Brief:
Please echo the part of the listing that opens with the line containing "chart-title: Cuts to" and closes with the line containing "data-label: 4.4 (609, 188, 627, 203)", keeping both of those lines.
-- start --
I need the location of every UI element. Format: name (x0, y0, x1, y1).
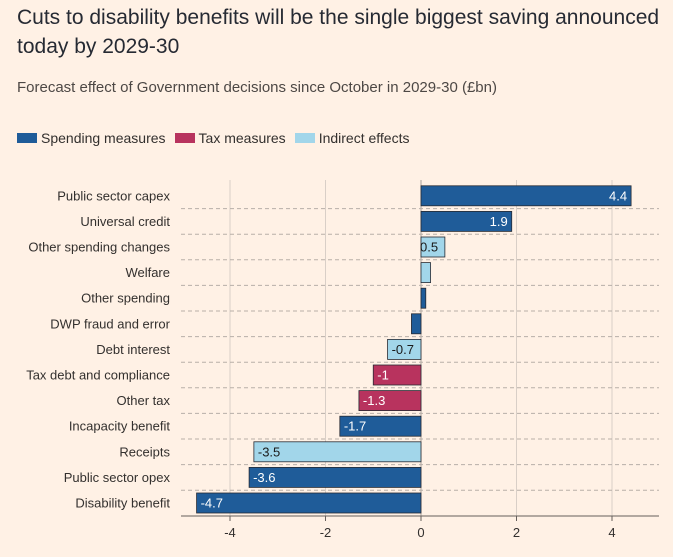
chart-title: Cuts to disability benefits will be the … (17, 6, 660, 58)
bar (387, 338, 422, 360)
bar (420, 185, 632, 207)
bar (248, 466, 422, 488)
bar (420, 210, 513, 232)
bar (358, 390, 422, 412)
bar (420, 287, 427, 309)
category-label: Other spending changes (28, 240, 170, 255)
data-label: -3.6 (253, 470, 275, 485)
category-label: Public sector opex (64, 470, 171, 485)
category-label: Other spending (81, 291, 170, 306)
legend-label-tax: Tax measures (198, 130, 286, 146)
bar (372, 364, 422, 386)
category-label: Welfare (125, 265, 170, 280)
bar (420, 236, 446, 258)
category-label: Public sector capex (57, 188, 170, 203)
x-tick-label: -2 (320, 525, 332, 540)
category-label: Other tax (117, 393, 171, 408)
data-label: -4.7 (201, 496, 223, 511)
legend-label-indirect: Indirect effects (318, 130, 410, 146)
category-label: DWP fraud and error (50, 316, 170, 331)
category-label: Incapacity benefit (69, 419, 171, 434)
legend-item-spending: Spending measures (17, 130, 166, 146)
legend-label-spending: Spending measures (41, 130, 166, 146)
category-label: Debt interest (96, 342, 170, 357)
category-label: Tax debt and compliance (26, 368, 170, 383)
data-label: -3.5 (258, 444, 280, 459)
bar (253, 441, 422, 463)
x-tick-label: 4 (608, 525, 615, 540)
category-label: Universal credit (80, 214, 170, 229)
category-label: Receipts (119, 444, 170, 459)
x-tick-label: -4 (224, 525, 236, 540)
bar (339, 415, 422, 437)
data-label: -1.3 (363, 393, 385, 408)
bar (420, 262, 431, 284)
data-label: 1.9 (490, 214, 508, 229)
legend-swatch-indirect (294, 133, 315, 143)
data-label: -1 (377, 368, 389, 383)
x-tick-label: 0 (417, 525, 424, 540)
x-tick-label: 2 (513, 525, 520, 540)
legend-swatch-spending (17, 133, 37, 143)
chart-legend: Spending measures Tax measures Indirect … (17, 130, 418, 146)
bar (196, 492, 422, 514)
data-label: 4.4 (609, 188, 627, 203)
chart-subtitle: Forecast effect of Government decisions … (17, 79, 497, 96)
data-label: 0.5 (420, 240, 438, 255)
category-label: Disability benefit (75, 496, 170, 511)
bar (411, 313, 422, 335)
legend-swatch-tax (174, 133, 195, 143)
data-label: -1.7 (344, 419, 366, 434)
legend-item-indirect: Indirect effects (294, 130, 410, 146)
legend-item-tax: Tax measures (174, 130, 286, 146)
data-label: -0.7 (392, 342, 414, 357)
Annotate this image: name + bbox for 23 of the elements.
-- end --
Task answer:
chart-title: Cuts to disability benefits will be the … (17, 6, 660, 58)
bar (387, 338, 422, 360)
bar (420, 185, 632, 207)
bar (248, 466, 422, 488)
bar (420, 210, 513, 232)
bar (358, 390, 422, 412)
bar (420, 287, 427, 309)
category-label: Other spending changes (28, 240, 170, 255)
data-label: -3.6 (253, 470, 275, 485)
category-label: Public sector opex (64, 470, 171, 485)
category-label: Other spending (81, 291, 170, 306)
legend-label-tax: Tax measures (198, 130, 286, 146)
bar (372, 364, 422, 386)
category-label: Welfare (125, 265, 170, 280)
bar (420, 236, 446, 258)
category-label: Public sector capex (57, 188, 170, 203)
x-tick-label: -2 (320, 525, 332, 540)
category-label: Other tax (117, 393, 171, 408)
data-label: -4.7 (201, 496, 223, 511)
legend-label-indirect: Indirect effects (318, 130, 410, 146)
category-label: DWP fraud and error (50, 316, 170, 331)
category-label: Incapacity benefit (69, 419, 171, 434)
legend-item-spending: Spending measures (17, 130, 166, 146)
legend-label-spending: Spending measures (41, 130, 166, 146)
category-label: Debt interest (96, 342, 170, 357)
category-label: Tax debt and compliance (26, 368, 170, 383)
data-label: -3.5 (258, 444, 280, 459)
bar (253, 441, 422, 463)
x-tick-label: 4 (608, 525, 615, 540)
category-label: Universal credit (80, 214, 170, 229)
category-label: Receipts (119, 444, 170, 459)
x-tick-label: -4 (224, 525, 236, 540)
bar (339, 415, 422, 437)
data-label: -1.3 (363, 393, 385, 408)
bar (420, 262, 431, 284)
data-label: 1.9 (490, 214, 508, 229)
legend-swatch-indirect (294, 133, 315, 143)
data-label: -1 (377, 368, 389, 383)
x-tick-label: 0 (417, 525, 424, 540)
x-tick-label: 2 (513, 525, 520, 540)
legend-swatch-spending (17, 133, 37, 143)
chart-legend: Spending measures Tax measures Indirect … (17, 130, 418, 146)
bar (196, 492, 422, 514)
data-label: 4.4 (609, 188, 627, 203)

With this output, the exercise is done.